▸ **CONSIGNE**: Reproduisez à l'identique le passage de l'extrait sur Le chasseur de têtes qui commence par « Une fois effectuée » et se poursuit jusqu'à « mexicain Antonio Ortuño. ».

▸ **EXTRAIT DU TEXTE**:
Antonio Ortuño, Le chasseur de têtes, Editions du Rocher, 2008.

Imaginez un voisin tout à fait ordinaire, descendant pur du peuple qui a conquis et façonné un pays, le vôtre. Imaginez qu’il ressent un profond mépris (terni par le doute du bien fondé de ce mépris), mais aussi une méfiance et une inimitié à peine cachées envers les basanés (car il est blanc aux yeux clairs, votre voisin), envers les fainéants, les homosexuels, les pétasses, et tous ceux qui salissent la bienséance de la société morale et croyante. Imaginez ce voisin, tout à fait normal, arriviste, célibataire malgré ses 35 ans - un véritable voisin, et apprenez avec étonnement la haine qu’il ressent envers vous.
Une fois effectuée cette opération, prenez cet homme, situez-le au cœur même de votre société, avec ses règles corrompues et corruptrices (car votre pays en est malade presque mortellement), tandis que la violence s’accroît et l’insécurité règne en maître dans la société. Réunissez ensuite tous ces éléments, placez-les autour de la veille d’une élection présidentielle, ajoutez le parti ultraconservateur et religieux d’extrême droite « Mains Propres » qui déteste les indios (oui, chez vous, où 80% de la population est métisse), comme vous, et vous aurez Le chasseur de têtes, premier roman traduit en français du mexicain Antonio Ortuño.
Alex Fáber, votre voisin, qui travaille comme journaliste à El Futuro, un journal assez important, s’avère être l’un des engrenages qui, dans les événements qui seront racontés, permettra à la machine infernale des fascistes d’agir en catimini en désinformant sur la réalité de ses méfaits, dans le but de s’approprier des rênes du pouvoir. Une fois imposée la terreur des bien-pensants fascistes, Fáber choisi de s’exiler à la dernière minute du pays, juste avant le cloisonnement mortifère des dictatures. C’est, donc, depuis l’étranger, qu’il est poussé à raconter son expérience en forme de mémoires. Le roman délivre ainsi la reconstitution que réalise cet ange déchu du moment où il s’achemine vers le sommet du triomphe jusqu’au moment où il sombre dans le plus noir d’une existence mouvementée et presque insaisissable : la sienne.

▸ **Lignes de données**:

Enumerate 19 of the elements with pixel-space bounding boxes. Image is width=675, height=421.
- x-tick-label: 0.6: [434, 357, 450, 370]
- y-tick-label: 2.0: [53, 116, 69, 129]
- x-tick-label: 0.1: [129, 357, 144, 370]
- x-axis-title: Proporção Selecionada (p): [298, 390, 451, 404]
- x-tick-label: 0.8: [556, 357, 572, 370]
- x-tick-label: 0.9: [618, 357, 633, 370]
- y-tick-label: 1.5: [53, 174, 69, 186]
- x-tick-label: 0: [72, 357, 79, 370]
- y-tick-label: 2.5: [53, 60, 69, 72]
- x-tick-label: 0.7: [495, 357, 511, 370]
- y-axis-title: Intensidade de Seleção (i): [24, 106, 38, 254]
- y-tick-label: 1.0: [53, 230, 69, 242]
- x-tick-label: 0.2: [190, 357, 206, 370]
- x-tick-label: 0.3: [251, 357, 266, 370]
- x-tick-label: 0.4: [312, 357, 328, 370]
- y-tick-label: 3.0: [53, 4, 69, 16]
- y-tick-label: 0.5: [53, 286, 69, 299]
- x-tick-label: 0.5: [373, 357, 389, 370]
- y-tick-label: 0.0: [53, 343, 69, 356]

▸ **RÉSULTAT**:
Une fois effectuée cette opération, prenez cet homme, situez-le au cœur même de votre société, avec ses règles corrompues et corruptrices (car votre pays en est malade presque mortellement), tandis que la violence s’accroît et l’insécurité règne en maître dans la société. Réunissez ensuite tous ces éléments, placez-les autour de la veille d’une élection présidentielle, ajoutez le parti ultraconservateur et religieux d’extrême droite « Mains Propres » qui déteste les indios (oui, chez vous, où 80% de la population est métisse), comme vous, et vous aurez Le chasseur de têtes, premier roman traduit en français du mexicain Antonio Ortuño.